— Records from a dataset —
#####
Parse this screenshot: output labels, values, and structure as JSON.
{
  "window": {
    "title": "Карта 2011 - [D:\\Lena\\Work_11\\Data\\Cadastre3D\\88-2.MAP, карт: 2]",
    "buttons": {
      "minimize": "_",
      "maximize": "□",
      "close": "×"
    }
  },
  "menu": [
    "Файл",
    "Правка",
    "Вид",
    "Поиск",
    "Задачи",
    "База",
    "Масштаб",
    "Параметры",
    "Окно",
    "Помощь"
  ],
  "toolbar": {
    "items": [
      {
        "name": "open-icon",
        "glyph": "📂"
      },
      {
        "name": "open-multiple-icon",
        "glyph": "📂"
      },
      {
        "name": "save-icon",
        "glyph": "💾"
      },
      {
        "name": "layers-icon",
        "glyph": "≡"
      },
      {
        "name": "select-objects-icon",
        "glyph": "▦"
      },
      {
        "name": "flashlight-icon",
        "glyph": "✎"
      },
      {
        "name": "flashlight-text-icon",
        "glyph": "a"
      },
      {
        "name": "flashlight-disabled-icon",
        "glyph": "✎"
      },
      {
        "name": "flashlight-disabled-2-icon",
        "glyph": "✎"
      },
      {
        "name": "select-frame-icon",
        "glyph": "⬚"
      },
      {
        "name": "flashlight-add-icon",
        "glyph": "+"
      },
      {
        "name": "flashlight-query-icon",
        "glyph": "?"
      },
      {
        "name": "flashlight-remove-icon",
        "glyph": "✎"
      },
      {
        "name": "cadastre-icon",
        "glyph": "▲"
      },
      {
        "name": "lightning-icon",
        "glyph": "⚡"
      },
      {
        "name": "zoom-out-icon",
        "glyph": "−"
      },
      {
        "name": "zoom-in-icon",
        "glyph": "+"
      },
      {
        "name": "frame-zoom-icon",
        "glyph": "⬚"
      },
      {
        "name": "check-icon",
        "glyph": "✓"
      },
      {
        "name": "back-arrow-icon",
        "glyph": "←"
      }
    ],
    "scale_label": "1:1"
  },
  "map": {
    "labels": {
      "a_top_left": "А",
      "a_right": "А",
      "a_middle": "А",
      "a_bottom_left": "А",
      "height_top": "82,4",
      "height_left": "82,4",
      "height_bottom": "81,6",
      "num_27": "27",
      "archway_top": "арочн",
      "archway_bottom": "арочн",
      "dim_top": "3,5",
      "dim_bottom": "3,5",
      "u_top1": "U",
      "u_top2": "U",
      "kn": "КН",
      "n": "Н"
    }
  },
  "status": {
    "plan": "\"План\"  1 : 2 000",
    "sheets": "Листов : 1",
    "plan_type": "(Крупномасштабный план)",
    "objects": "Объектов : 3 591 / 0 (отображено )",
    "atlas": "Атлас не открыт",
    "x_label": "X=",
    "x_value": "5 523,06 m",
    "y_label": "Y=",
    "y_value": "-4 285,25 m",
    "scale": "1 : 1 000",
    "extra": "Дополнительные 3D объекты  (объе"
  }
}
#####
— Task prompt —
Search the entries for the word "select", then list each line that holds it.

— The output —
        "name": "select-objects-icon",
        "name": "select-frame-icon",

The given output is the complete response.